### Task details:
Reproduce the listing exactly and skip over any pictures.

### Material provided:
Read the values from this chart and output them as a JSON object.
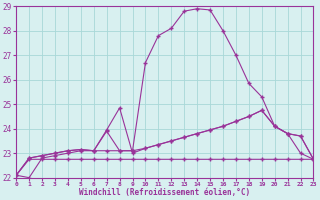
{
  "xlabel": "Windchill (Refroidissement éolien,°C)",
  "hours": [
    0,
    1,
    2,
    3,
    4,
    5,
    6,
    7,
    8,
    9,
    10,
    11,
    12,
    13,
    14,
    15,
    16,
    17,
    18,
    19,
    20,
    21,
    22,
    23
  ],
  "line1": [
    22.1,
    22.0,
    22.8,
    22.9,
    23.0,
    23.1,
    23.1,
    23.1,
    23.1,
    23.1,
    26.7,
    27.8,
    28.1,
    28.8,
    28.9,
    28.85,
    28.0,
    27.0,
    25.85,
    25.3,
    24.1,
    23.8,
    23.0,
    22.75
  ],
  "line2": [
    22.1,
    22.8,
    22.9,
    23.0,
    23.1,
    23.15,
    23.1,
    23.9,
    23.1,
    23.1,
    23.2,
    23.35,
    23.5,
    23.65,
    23.8,
    23.95,
    24.1,
    24.3,
    24.5,
    24.75,
    24.1,
    23.8,
    23.7,
    22.75
  ],
  "line3": [
    22.1,
    22.75,
    22.75,
    22.75,
    22.75,
    22.75,
    22.75,
    22.75,
    22.75,
    22.75,
    22.75,
    22.75,
    22.75,
    22.75,
    22.75,
    22.75,
    22.75,
    22.75,
    22.75,
    22.75,
    22.75,
    22.75,
    22.75,
    22.75
  ],
  "line4": [
    22.1,
    22.8,
    22.9,
    23.0,
    23.1,
    23.15,
    23.1,
    23.95,
    24.85,
    23.0,
    23.2,
    23.35,
    23.5,
    23.65,
    23.8,
    23.95,
    24.1,
    24.3,
    24.5,
    24.75,
    24.1,
    23.8,
    23.7,
    22.75
  ],
  "line_color": "#993399",
  "bg_color": "#d8f0f0",
  "grid_color": "#a8d8d8",
  "ylim": [
    22,
    29
  ],
  "xlim": [
    0,
    23
  ]
}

### Answer to this task:
Read the values from this chart and output them as a JSON object.
{
  "xlabel": "Windchill (Refroidissement éolien,°C)",
  "hours": [
    0,
    1,
    2,
    3,
    4,
    5,
    6,
    7,
    8,
    9,
    10,
    11,
    12,
    13,
    14,
    15,
    16,
    17,
    18,
    19,
    20,
    21,
    22,
    23
  ],
  "line1": [
    22.1,
    22.0,
    22.8,
    22.9,
    23.0,
    23.1,
    23.1,
    23.1,
    23.1,
    23.1,
    26.7,
    27.8,
    28.1,
    28.8,
    28.9,
    28.85,
    28.0,
    27.0,
    25.85,
    25.3,
    24.1,
    23.8,
    23.0,
    22.75
  ],
  "line2": [
    22.1,
    22.8,
    22.9,
    23.0,
    23.1,
    23.15,
    23.1,
    23.9,
    23.1,
    23.1,
    23.2,
    23.35,
    23.5,
    23.65,
    23.8,
    23.95,
    24.1,
    24.3,
    24.5,
    24.75,
    24.1,
    23.8,
    23.7,
    22.75
  ],
  "line3": [
    22.1,
    22.75,
    22.75,
    22.75,
    22.75,
    22.75,
    22.75,
    22.75,
    22.75,
    22.75,
    22.75,
    22.75,
    22.75,
    22.75,
    22.75,
    22.75,
    22.75,
    22.75,
    22.75,
    22.75,
    22.75,
    22.75,
    22.75,
    22.75
  ],
  "line4": [
    22.1,
    22.8,
    22.9,
    23.0,
    23.1,
    23.15,
    23.1,
    23.95,
    24.85,
    23.0,
    23.2,
    23.35,
    23.5,
    23.65,
    23.8,
    23.95,
    24.1,
    24.3,
    24.5,
    24.75,
    24.1,
    23.8,
    23.7,
    22.75
  ],
  "line_color": "#993399",
  "bg_color": "#d8f0f0",
  "grid_color": "#a8d8d8",
  "ylim": [
    22,
    29
  ],
  "xlim": [
    0,
    23
  ]
}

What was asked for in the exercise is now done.